▸ DATA RECORDS:

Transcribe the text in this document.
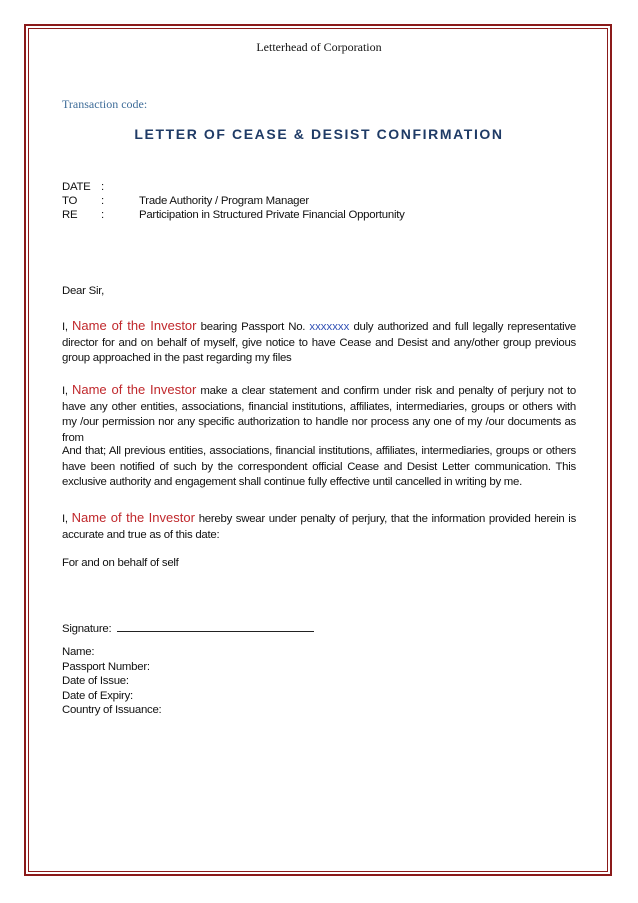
Letterhead of Corporation
Transaction code:
LETTER OF CEASE & DESIST CONFIRMATION
DATE :
TO :	Trade Authority / Program Manager
RE :	Participation in Structured Private Financial Opportunity
Dear Sir,
I, Name of the Investor bearing Passport No. xxxxxxx duly authorized and full legally representative director for and on behalf of myself, give notice to have Cease and Desist and any/other group previous group approached in the past regarding my files
I, Name of the Investor make a clear statement and confirm under risk and penalty of perjury not to have any other entities, associations, financial institutions, affiliates, intermediaries, groups or others with my /our permission nor any specific authorization to handle nor process any one of my /our documents as from
And that; All previous entities, associations, financial institutions, affiliates, intermediaries, groups or others have been notified of such by the correspondent official Cease and Desist Letter communication. This exclusive authority and engagement shall continue fully effective until cancelled in writing by me.
I, Name of the Investor hereby swear under penalty of perjury, that the information provided herein is accurate and true as of this date:
For and on behalf of self
Signature:
Name:
Passport Number:
Date of Issue:
Date of Expiry:
Country of Issuance:
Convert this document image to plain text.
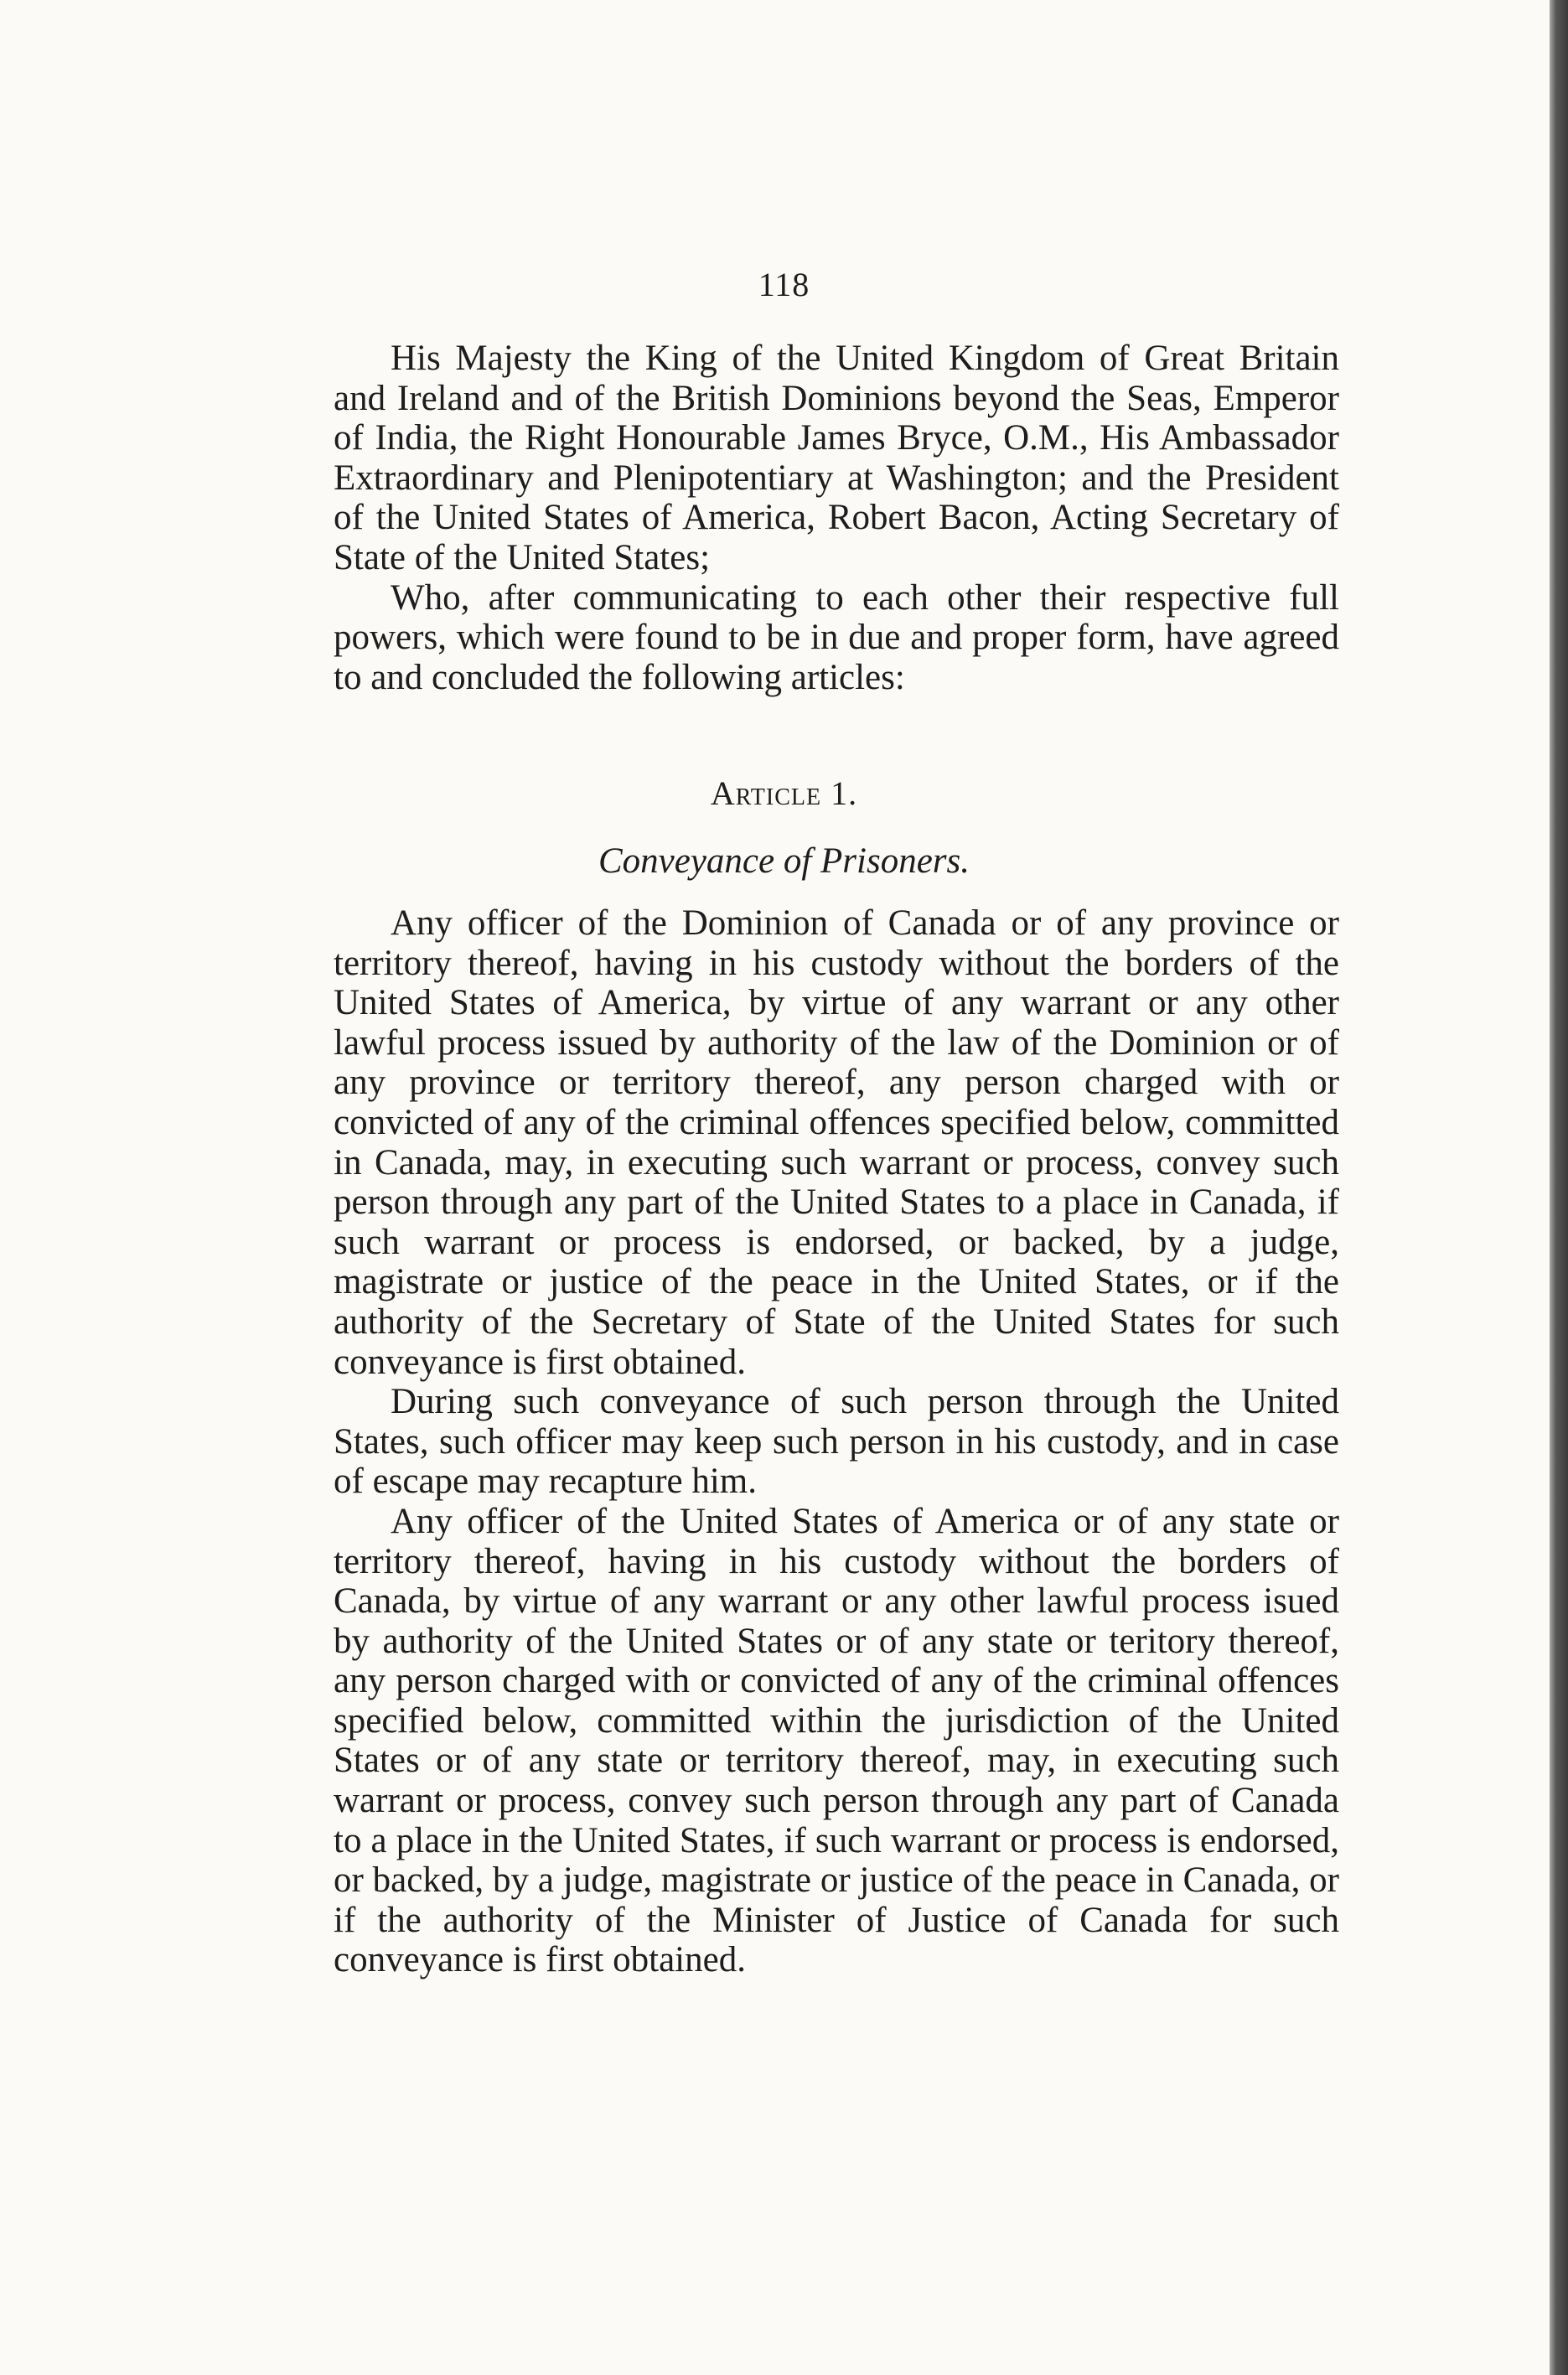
118

His Majesty the King of the United Kingdom of Great Britain and Ireland and of the British Dominions beyond the Seas, Emperor of India, the Right Honourable James Bryce, O.M., His Ambassador Extraordinary and Plenipotentiary at Washington; and the President of the United States of America, Robert Bacon, Acting Secretary of State of the United States;

Who, after communicating to each other their respective full powers, which were found to be in due and proper form, have agreed to and concluded the following articles:

Article 1.
Conveyance of Prisoners.

Any officer of the Dominion of Canada or of any province or territory thereof, having in his custody without the borders of the United States of America, by virtue of any warrant or any other lawful process issued by authority of the law of the Dominion or of any province or territory thereof, any person charged with or convicted of any of the criminal offences specified below, committed in Canada, may, in executing such warrant or process, convey such person through any part of the United States to a place in Canada, if such warrant or process is endorsed, or backed, by a judge, magistrate or justice of the peace in the United States, or if the authority of the Secretary of State of the United States for such conveyance is first obtained.

During such conveyance of such person through the United States, such officer may keep such person in his custody, and in case of escape may recapture him.

Any officer of the United States of America or of any state or territory thereof, having in his custody without the borders of Canada, by virtue of any warrant or any other lawful process isued by authority of the United States or of any state or teritory thereof, any person charged with or convicted of any of the criminal offences specified below, committed within the jurisdiction of the United States or of any state or territory thereof, may, in executing such warrant or process, convey such person through any part of Canada to a place in the United States, if such warrant or process is endorsed, or backed, by a judge, magistrate or justice of the peace in Canada, or if the authority of the Minister of Justice of Canada for such conveyance is first obtained.
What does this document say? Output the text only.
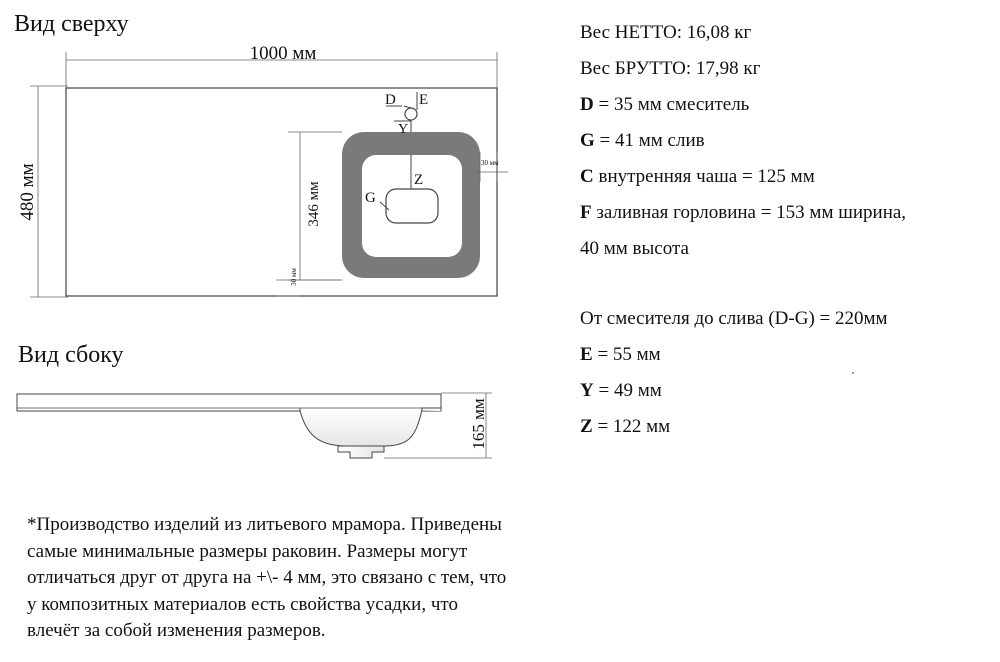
Вид сверху
1000 мм
480 мм	Z
G
D E
Y
346 мм
30 мм
30 мм
Вид сбоку
165 мм
Вес НЕТТО: 16,08 кг
Вес БРУТТО: 17,98 кг
D = 35 мм смеситель
G = 41 мм слив
C внутренняя чаша = 125 мм
F заливная горловина = 153 мм ширина,
40 мм высота
От смесителя до слива (D-G) = 220мм
E = 55 мм
Y = 49 мм
Z = 122 мм
*Производство изделий из литьевого мрамора. Приведены
самые минимальные размеры раковин. Размеры могут
отличаться друг от друга на +\- 4 мм, это связано с тем, что
у композитных материалов есть свойства усадки, что
влечёт за собой изменения размеров.
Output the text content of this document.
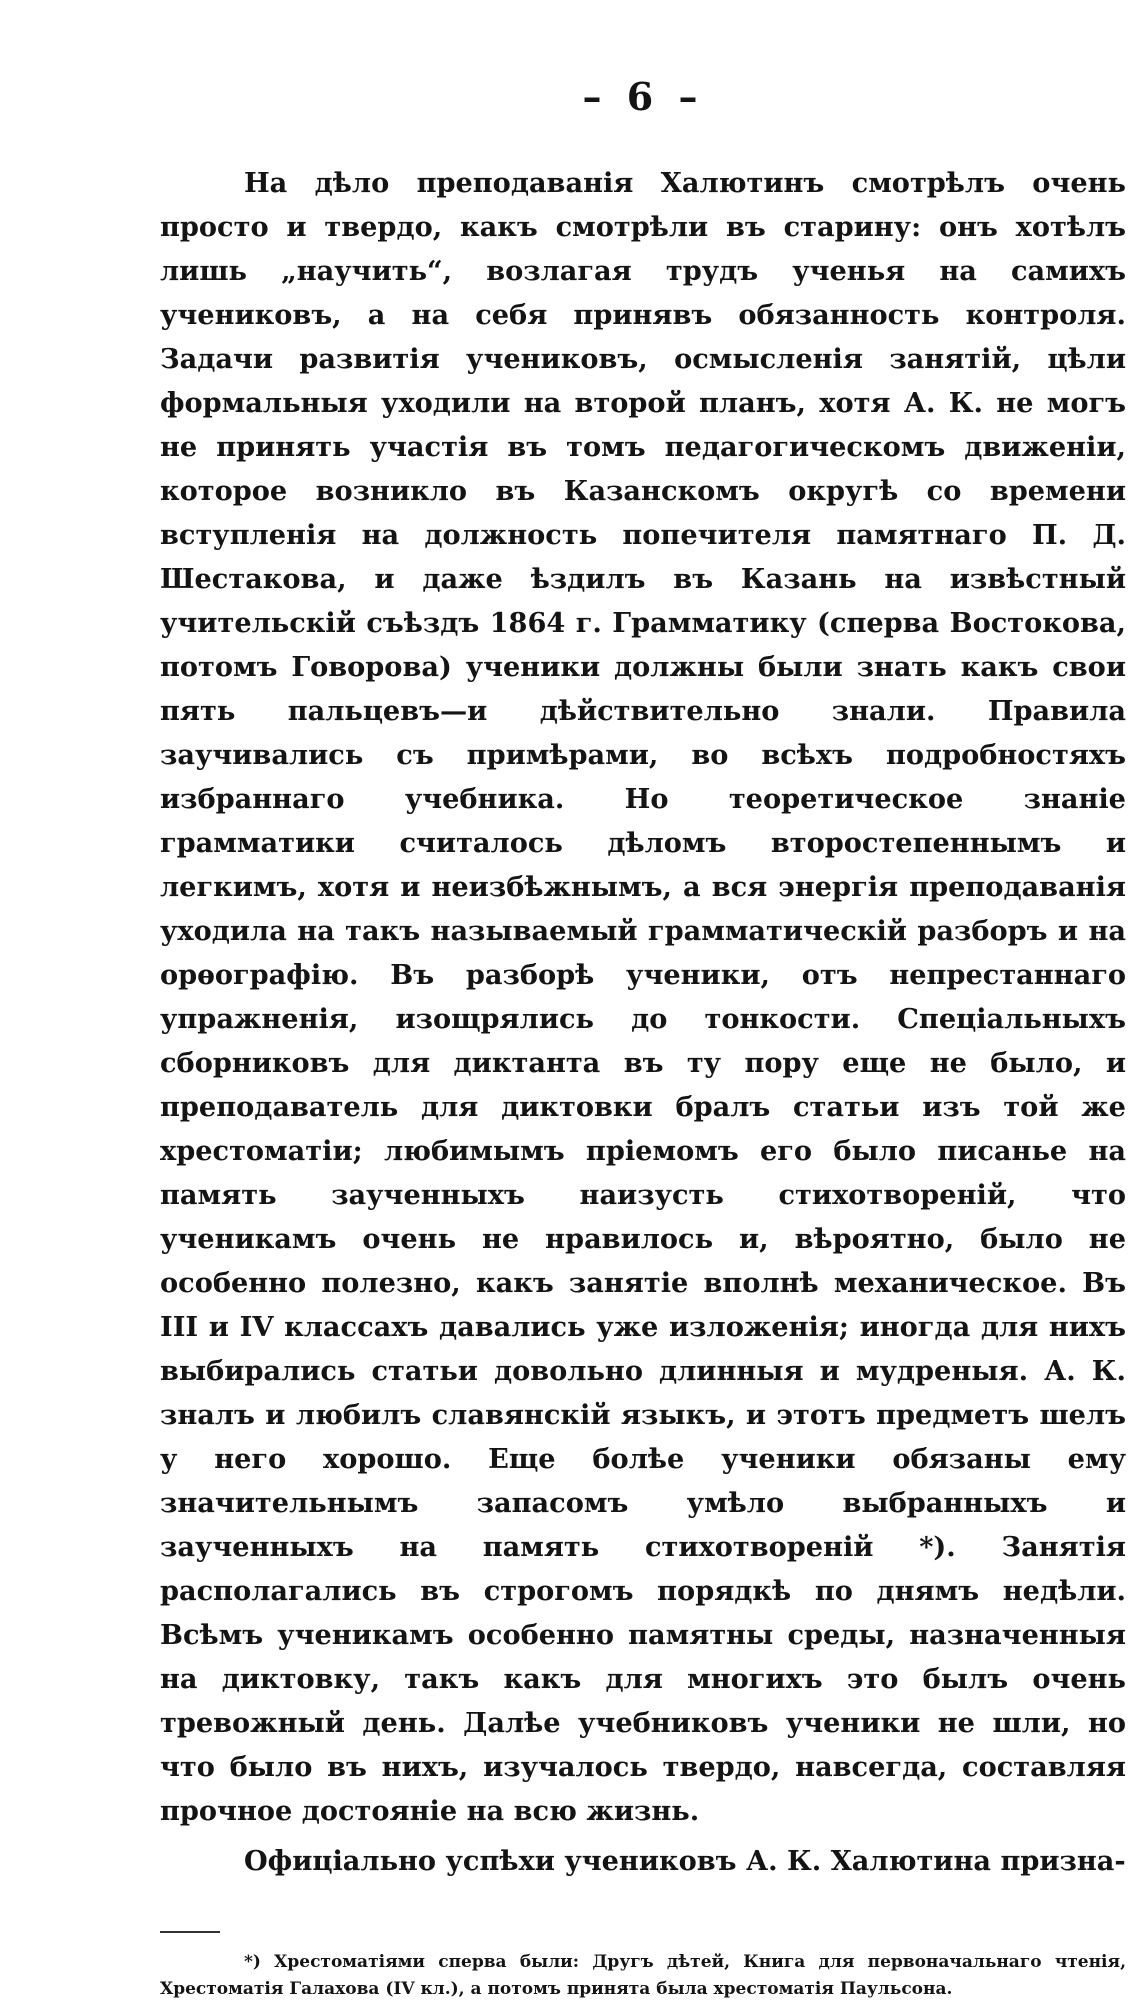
– 6 –

На дѣло преподаванія Халютинъ смотрѣлъ очень просто и твердо, какъ смотрѣли въ старину: онъ хотѣлъ лишь „научить“, возлагая трудъ ученья на самихъ учениковъ, а на себя принявъ обязанность контроля. Задачи развитія учениковъ, осмысленія занятій, цѣли формальныя уходили на второй планъ, хотя А. К. не могъ не принять участія въ томъ педагогическомъ движеніи, которое возникло въ Казанскомъ округѣ со времени вступленія на должность попечителя памятнаго П. Д. Шестакова, и даже ѣздилъ въ Казань на извѣстный учительскій съѣздъ 1864 г. Грамматику (сперва Востокова, потомъ Говорова) ученики должны были знать какъ свои пять пальцевъ—и дѣйствительно знали. Правила заучивались съ примѣрами, во всѣхъ подробностяхъ избраннаго учебника. Но теоретическое знаніе грамматики считалось дѣломъ второстепеннымъ и легкимъ, хотя и неизбѣжнымъ, а вся энергія преподаванія уходила на такъ называемый грамматическій разборъ и на орѳографію. Въ разборѣ ученики, отъ непрестаннаго упражненія, изощрялись до тонкости. Спеціальныхъ сборниковъ для диктанта въ ту пору еще не было, и преподаватель для диктовки бралъ статьи изъ той же хрестоматіи; любимымъ пріемомъ его было писанье на память заученныхъ наизусть стихотвореній, что ученикамъ очень не нравилось и, вѣроятно, было не особенно полезно, какъ занятіе вполнѣ механическое. Въ III и IV классахъ давались уже изложенія; иногда для нихъ выбирались статьи довольно длинныя и мудреныя. А. К. зналъ и любилъ славянскій языкъ, и этотъ предметъ шелъ у него хорошо. Еще болѣе ученики обязаны ему значительнымъ запасомъ умѣло выбранныхъ и заученныхъ на память стихотвореній *). Занятія располагались въ строгомъ порядкѣ по днямъ недѣли. Всѣмъ ученикамъ особенно памятны среды, назначенныя на диктовку, такъ какъ для многихъ это былъ очень тревожный день. Далѣе учебниковъ ученики не шли, но что было въ нихъ, изучалось твердо, навсегда, составляя прочное достояніе на всю жизнь.

Офиціально успѣхи учениковъ А. К. Халютина призна-

*) Хрестоматіями сперва были: Другъ дѣтей, Книга для первоначальнаго чтенія, Хрестоматія Галахова (IV кл.), а потомъ принята была хрестоматія Паульсона.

▸ TASK PROMPT:
In the entries above, find every line holding the word "groups" and copy it out.

▸ SOLUTION TO THIS PROBLEM:
I, Name of the Investor make a clear statement and confirm under risk and penalty of perjury not to have any other entities, associations, financial institutions, affiliates, intermediaries, groups or others with my /our permission nor any specific authorization to handle nor process any one of my /our documents as from
And that; All previous entities, associations, financial institutions, affiliates, intermediaries, groups or others have been notified of such by the correspondent official Cease and Desist Letter communication. This exclusive authority and engagement shall continue fully effective until cancelled in writing by me.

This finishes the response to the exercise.